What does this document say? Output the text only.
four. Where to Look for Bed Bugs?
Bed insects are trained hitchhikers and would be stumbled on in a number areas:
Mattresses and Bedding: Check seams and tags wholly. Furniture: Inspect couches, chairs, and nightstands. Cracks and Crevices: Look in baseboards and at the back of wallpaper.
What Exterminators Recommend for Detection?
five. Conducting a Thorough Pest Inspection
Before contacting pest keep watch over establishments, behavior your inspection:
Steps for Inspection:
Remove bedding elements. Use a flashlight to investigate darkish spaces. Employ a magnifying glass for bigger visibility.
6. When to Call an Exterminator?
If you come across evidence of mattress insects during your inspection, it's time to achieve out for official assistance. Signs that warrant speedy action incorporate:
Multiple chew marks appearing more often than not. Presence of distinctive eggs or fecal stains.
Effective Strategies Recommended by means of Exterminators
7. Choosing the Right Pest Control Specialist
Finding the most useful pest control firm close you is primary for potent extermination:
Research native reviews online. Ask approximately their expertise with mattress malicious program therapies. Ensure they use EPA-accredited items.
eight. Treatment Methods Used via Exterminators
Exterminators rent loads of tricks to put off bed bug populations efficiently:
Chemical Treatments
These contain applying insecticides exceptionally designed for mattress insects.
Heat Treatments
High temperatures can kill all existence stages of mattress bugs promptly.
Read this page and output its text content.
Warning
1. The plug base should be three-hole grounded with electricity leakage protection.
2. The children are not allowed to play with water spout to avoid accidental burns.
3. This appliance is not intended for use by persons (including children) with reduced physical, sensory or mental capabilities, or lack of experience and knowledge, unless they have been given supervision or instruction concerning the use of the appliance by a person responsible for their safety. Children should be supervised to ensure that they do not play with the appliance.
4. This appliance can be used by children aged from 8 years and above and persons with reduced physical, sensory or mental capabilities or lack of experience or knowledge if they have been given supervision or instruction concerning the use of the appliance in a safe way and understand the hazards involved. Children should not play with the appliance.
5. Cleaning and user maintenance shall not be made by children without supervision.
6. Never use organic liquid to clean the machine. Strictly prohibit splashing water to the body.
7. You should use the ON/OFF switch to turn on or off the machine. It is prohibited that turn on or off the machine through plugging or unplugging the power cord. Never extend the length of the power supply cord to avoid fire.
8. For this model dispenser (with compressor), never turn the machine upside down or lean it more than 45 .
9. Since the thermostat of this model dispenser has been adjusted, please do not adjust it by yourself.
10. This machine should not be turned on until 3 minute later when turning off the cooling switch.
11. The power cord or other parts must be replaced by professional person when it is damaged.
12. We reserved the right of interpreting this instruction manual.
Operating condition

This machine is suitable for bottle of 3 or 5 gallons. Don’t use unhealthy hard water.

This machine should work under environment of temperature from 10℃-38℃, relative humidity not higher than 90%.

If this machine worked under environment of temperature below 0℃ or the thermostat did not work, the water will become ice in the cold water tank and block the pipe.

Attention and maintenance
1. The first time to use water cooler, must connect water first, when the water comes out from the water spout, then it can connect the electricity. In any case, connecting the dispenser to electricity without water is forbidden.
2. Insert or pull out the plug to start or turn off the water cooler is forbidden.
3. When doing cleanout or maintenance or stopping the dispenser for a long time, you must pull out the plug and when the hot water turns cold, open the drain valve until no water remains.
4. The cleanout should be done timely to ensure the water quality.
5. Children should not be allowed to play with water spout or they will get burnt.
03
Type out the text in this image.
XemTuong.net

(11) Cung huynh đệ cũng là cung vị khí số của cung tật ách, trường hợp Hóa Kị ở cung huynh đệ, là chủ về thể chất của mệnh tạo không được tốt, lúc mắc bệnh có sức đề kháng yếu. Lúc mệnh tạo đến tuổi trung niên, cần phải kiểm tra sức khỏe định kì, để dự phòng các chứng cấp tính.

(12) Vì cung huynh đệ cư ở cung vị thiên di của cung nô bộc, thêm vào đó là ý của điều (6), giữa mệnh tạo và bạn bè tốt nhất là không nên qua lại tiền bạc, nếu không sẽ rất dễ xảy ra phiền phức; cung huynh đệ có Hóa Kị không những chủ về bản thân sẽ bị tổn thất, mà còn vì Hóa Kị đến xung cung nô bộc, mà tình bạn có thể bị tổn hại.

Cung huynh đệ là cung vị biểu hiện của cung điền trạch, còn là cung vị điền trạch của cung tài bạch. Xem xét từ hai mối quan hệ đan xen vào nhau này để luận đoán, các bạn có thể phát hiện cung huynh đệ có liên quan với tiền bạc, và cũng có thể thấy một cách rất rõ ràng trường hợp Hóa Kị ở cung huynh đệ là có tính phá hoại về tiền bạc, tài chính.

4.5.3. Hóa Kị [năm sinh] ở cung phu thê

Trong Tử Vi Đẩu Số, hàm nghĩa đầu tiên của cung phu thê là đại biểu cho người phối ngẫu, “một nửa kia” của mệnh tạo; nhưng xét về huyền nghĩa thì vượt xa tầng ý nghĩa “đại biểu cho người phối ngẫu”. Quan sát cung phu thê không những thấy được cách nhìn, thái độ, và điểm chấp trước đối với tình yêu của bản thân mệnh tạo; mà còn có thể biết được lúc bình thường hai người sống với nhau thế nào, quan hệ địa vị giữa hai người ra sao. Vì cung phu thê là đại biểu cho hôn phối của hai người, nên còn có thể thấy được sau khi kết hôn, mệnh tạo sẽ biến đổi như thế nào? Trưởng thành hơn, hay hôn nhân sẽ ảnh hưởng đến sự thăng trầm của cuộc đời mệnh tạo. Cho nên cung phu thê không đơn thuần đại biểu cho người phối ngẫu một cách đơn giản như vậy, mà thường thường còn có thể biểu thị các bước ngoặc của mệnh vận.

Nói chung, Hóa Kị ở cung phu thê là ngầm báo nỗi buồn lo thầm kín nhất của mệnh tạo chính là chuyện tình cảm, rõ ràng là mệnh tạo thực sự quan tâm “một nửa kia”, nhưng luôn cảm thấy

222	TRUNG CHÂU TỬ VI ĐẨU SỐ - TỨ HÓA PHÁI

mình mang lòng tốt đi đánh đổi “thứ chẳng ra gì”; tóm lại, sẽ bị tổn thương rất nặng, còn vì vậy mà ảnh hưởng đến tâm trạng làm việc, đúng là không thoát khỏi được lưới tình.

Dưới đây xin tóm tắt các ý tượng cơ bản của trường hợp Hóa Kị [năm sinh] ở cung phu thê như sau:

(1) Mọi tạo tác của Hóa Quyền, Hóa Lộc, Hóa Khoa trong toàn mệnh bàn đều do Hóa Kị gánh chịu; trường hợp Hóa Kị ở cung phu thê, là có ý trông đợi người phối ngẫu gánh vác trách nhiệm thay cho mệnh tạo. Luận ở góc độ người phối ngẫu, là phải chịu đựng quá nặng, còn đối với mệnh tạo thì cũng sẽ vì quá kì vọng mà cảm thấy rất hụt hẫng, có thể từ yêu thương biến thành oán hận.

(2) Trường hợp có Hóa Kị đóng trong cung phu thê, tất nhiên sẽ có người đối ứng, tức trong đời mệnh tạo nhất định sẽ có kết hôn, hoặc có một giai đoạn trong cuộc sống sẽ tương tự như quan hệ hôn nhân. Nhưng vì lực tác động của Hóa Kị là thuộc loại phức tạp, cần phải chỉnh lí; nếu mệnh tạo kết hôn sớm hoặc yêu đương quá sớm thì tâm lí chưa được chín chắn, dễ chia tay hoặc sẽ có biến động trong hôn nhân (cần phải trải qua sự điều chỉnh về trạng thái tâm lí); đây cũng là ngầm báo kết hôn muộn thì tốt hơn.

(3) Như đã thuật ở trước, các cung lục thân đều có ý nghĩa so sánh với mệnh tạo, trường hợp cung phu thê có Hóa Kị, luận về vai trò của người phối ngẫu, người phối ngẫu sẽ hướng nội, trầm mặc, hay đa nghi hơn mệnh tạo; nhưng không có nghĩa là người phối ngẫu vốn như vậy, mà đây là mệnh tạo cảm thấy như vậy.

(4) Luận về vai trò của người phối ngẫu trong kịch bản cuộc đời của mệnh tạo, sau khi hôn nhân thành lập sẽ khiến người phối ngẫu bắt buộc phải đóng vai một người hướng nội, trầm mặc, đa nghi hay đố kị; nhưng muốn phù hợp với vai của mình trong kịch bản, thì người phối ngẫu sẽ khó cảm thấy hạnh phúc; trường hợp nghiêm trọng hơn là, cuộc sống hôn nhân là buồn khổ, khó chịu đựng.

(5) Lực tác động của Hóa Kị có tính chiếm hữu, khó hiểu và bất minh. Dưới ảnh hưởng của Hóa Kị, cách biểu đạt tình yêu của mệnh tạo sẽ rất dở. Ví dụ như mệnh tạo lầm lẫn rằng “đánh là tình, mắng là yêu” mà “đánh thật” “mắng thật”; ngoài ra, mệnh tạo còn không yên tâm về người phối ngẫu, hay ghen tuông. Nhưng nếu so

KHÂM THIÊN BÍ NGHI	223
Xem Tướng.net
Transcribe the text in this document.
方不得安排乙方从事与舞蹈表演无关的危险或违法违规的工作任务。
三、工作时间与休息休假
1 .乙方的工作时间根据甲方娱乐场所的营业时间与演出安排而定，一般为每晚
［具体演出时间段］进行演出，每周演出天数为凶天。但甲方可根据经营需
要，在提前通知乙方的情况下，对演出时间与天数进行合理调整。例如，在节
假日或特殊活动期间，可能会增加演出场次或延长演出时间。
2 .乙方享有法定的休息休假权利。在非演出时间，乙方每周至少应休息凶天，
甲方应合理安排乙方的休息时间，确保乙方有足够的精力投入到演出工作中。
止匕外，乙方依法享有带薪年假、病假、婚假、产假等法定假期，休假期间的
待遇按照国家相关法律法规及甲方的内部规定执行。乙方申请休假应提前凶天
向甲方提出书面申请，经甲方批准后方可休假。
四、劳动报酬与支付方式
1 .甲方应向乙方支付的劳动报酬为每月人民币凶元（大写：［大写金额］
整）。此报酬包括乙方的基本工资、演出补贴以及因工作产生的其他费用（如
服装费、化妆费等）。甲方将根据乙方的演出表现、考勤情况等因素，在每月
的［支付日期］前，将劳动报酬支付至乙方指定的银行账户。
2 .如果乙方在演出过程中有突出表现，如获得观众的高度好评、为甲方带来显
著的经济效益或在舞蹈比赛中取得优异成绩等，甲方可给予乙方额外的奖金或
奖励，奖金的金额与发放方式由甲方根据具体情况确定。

========================

TO DO: Read the entries and select each line where the word "dispenser" is found.

SOLUTION TO THE EXERCISE:
8. For this model dispenser (with compressor), never turn the machine upside down or lean it more than 45 .
9. Since the thermostat of this model dispenser has been adjusted, please do not adjust it by yourself.
1. The first time to use water cooler, must connect water first, when the water comes out from the water spout, then it can connect the electricity. In any case, connecting the dispenser to electricity without water is forbidden.
3. When doing cleanout or maintenance or stopping the dispenser for a long time, you must pull out the plug and when the hot water turns cold, open the drain valve until no water remains.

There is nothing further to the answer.